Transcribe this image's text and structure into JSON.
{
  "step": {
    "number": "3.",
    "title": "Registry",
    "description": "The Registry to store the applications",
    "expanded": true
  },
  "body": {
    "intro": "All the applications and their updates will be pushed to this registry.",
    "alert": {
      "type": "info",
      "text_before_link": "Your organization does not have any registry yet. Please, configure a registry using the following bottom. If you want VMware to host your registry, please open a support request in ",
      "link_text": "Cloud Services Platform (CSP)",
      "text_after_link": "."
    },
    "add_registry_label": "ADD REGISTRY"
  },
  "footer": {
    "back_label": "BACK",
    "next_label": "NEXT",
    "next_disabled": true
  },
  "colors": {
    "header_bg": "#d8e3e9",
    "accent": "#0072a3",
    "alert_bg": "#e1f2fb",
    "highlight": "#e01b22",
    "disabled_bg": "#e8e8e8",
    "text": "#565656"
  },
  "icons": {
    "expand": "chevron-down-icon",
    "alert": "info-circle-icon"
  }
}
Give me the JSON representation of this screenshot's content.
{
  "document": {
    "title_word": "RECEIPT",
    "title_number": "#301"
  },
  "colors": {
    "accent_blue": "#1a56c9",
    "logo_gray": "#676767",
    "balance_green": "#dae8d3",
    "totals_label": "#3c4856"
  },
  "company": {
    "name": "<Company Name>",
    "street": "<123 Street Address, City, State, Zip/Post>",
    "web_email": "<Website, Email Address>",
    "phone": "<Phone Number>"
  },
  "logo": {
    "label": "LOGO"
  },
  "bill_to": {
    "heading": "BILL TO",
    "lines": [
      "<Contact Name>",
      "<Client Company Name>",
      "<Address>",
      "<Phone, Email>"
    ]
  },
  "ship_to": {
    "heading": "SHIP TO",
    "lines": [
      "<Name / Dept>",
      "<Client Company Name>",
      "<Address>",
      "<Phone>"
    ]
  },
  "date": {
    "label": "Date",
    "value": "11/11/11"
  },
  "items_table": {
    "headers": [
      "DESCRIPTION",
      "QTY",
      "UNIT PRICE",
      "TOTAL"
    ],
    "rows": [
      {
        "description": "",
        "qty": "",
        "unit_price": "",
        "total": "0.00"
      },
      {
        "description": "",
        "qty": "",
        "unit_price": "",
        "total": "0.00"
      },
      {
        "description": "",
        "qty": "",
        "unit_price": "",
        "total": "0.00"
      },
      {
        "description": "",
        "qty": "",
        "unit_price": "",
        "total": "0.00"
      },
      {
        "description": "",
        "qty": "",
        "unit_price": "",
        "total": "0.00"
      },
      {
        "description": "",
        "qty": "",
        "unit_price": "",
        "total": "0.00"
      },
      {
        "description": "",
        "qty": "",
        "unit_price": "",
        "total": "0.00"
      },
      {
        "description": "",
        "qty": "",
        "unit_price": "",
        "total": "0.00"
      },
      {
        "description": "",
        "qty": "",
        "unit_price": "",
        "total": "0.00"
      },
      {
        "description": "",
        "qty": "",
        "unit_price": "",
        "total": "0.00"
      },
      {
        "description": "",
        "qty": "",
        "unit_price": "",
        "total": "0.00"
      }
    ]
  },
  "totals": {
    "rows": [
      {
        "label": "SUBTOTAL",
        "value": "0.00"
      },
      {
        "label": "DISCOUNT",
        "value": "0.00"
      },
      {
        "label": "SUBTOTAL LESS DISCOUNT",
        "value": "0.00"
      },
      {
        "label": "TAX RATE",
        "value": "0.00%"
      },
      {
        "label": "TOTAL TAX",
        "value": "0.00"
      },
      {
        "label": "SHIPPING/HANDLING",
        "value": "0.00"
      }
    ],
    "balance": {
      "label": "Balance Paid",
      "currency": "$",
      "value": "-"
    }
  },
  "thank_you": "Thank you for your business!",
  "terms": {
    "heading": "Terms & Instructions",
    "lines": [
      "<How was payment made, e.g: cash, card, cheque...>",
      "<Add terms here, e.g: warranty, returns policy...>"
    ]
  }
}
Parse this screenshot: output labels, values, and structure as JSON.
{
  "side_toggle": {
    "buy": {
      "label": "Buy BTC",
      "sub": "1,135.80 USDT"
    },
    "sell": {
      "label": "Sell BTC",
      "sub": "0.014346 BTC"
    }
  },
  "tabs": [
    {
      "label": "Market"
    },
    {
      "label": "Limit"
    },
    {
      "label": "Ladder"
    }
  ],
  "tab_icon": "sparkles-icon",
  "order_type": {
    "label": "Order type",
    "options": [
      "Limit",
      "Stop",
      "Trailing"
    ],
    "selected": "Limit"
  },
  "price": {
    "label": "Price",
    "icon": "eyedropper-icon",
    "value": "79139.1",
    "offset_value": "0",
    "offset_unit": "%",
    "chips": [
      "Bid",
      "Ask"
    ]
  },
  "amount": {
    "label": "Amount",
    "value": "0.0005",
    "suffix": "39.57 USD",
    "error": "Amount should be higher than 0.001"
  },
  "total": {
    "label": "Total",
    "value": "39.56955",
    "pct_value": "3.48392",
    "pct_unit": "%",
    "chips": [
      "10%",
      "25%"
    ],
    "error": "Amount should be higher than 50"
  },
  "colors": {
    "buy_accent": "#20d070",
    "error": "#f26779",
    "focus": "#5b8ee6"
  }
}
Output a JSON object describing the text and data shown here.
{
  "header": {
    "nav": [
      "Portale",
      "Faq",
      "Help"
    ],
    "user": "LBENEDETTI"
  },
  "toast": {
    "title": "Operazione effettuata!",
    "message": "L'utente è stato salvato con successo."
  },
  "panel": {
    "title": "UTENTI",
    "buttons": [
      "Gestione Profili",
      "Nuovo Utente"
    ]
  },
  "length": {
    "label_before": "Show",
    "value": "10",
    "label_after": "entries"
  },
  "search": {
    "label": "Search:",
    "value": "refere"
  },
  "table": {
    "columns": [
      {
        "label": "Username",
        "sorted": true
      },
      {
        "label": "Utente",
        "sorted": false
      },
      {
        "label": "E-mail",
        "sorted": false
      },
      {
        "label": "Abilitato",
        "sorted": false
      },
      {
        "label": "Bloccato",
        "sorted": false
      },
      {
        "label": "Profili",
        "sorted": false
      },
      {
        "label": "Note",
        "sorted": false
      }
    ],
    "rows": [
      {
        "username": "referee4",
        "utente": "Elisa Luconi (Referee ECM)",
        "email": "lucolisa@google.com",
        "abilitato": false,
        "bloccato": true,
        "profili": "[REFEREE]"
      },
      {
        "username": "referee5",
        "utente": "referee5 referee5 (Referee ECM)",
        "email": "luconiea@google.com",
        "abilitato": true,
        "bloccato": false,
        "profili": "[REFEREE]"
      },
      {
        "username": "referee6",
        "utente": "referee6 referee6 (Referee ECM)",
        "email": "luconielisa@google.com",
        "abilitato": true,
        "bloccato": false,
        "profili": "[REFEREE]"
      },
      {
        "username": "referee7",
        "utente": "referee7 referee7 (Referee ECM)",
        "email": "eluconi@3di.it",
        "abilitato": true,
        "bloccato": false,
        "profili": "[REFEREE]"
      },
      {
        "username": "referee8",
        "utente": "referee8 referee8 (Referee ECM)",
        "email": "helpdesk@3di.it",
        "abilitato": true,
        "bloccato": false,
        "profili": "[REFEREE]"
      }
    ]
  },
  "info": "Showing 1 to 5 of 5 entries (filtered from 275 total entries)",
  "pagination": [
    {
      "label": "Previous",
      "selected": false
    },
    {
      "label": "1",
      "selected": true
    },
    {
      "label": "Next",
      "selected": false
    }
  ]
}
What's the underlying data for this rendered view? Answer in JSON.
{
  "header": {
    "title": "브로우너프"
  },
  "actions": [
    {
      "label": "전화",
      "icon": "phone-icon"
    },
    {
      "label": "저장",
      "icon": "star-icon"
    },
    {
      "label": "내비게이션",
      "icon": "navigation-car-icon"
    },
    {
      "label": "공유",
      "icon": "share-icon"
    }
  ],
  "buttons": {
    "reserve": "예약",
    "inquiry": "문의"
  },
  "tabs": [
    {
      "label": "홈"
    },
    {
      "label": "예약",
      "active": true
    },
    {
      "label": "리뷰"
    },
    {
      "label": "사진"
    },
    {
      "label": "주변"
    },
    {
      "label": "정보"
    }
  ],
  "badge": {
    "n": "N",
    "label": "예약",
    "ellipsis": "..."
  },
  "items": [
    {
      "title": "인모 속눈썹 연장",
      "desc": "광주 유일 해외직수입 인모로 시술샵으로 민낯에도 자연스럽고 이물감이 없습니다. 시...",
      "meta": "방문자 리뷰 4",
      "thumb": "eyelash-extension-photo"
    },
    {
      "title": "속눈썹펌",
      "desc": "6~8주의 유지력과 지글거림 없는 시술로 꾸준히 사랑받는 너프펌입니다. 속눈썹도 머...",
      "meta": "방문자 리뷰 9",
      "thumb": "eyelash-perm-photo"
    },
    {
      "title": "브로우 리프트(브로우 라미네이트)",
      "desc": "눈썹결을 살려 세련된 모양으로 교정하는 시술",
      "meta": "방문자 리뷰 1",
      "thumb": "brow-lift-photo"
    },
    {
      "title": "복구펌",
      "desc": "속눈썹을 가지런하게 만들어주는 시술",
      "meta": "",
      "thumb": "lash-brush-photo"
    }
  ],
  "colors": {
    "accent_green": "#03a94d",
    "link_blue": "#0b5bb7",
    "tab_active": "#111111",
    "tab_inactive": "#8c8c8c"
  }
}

- - - - - - -

Short exercise:
Search the lines for the string "Address" and copy every line that has it.

Solution for this exercise:
    "street": "<123 Street Address, City, State, Zip/Post>",
    "web_email": "<Website, Email Address>",
      "<Address>",
      "<Address>",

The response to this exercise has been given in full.